→ TASK TO COMPLETE: From the entries below, say how many lines carry the word "JSON", and give nothing but the number.

[start of LISTING]

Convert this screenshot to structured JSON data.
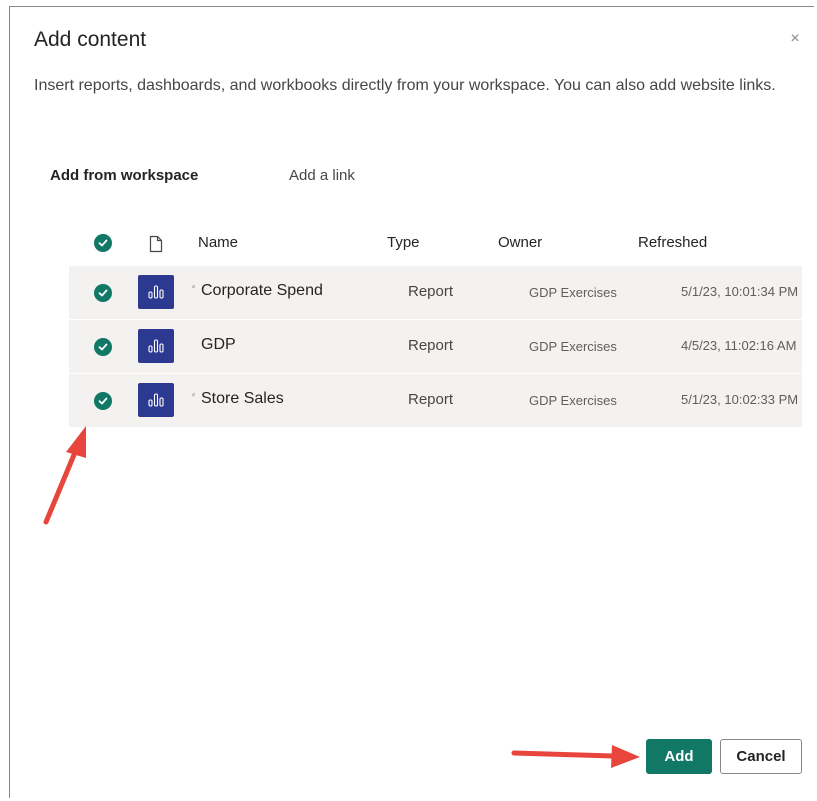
{
  "dialog": {
    "title": "Add content",
    "close_glyph": "×",
    "description": "Insert reports, dashboards, and workbooks directly from your workspace. You can also add website links."
  },
  "tabs": [
    {
      "label": "Add from workspace",
      "active": true
    },
    {
      "label": "Add a link",
      "active": false
    }
  ],
  "table": {
    "headers": {
      "name": "Name",
      "type": "Type",
      "owner": "Owner",
      "refreshed": "Refreshed"
    },
    "rows": [
      {
        "endorse": "⸗",
        "name": "Corporate Spend",
        "type": "Report",
        "owner": "GDP Exercises",
        "refreshed": "5/1/23, 10:01:34 PM",
        "selected": true
      },
      {
        "endorse": "",
        "name": "GDP",
        "type": "Report",
        "owner": "GDP Exercises",
        "refreshed": "4/5/23, 11:02:16 AM",
        "selected": true
      },
      {
        "endorse": "⸗",
        "name": "Store Sales",
        "type": "Report",
        "owner": "GDP Exercises",
        "refreshed": "5/1/23, 10:02:33 PM",
        "selected": true
      }
    ]
  },
  "buttons": {
    "add": "Add",
    "cancel": "Cancel"
  },
  "colors": {
    "accent": "#117865",
    "report_icon": "#2b3990",
    "annotation_arrow": "#e8453c"
  },
  "icons": {
    "checkmark": "checkmark-circle-icon",
    "file": "file-icon",
    "report": "report-chart-icon",
    "close": "close-icon"
  }
}
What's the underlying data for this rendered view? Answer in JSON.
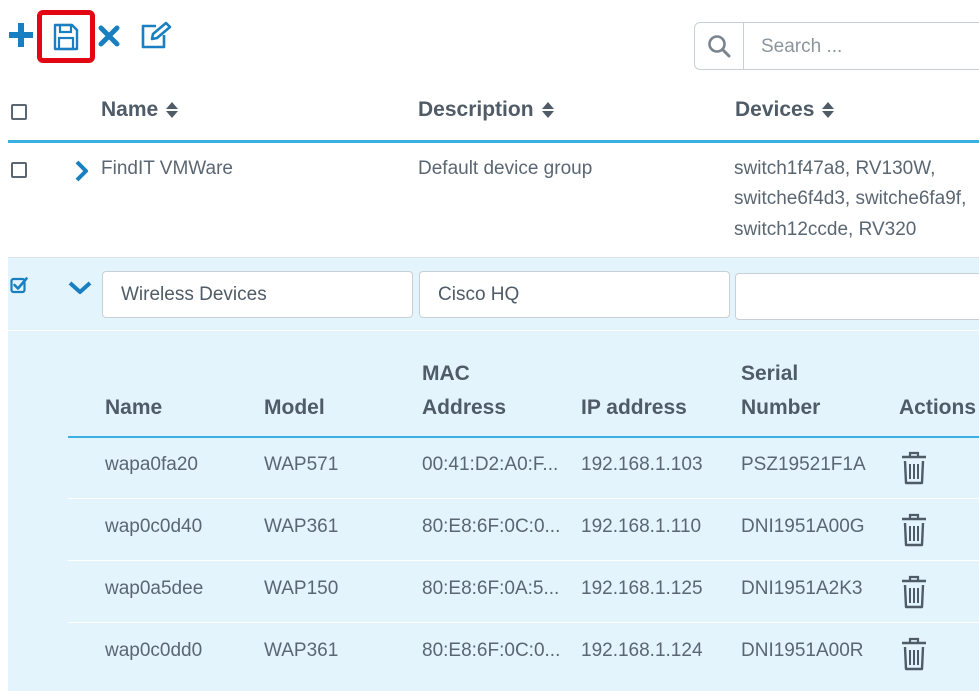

[end of LISTING]

→ OUTPUT OF THE EXERCISE: 2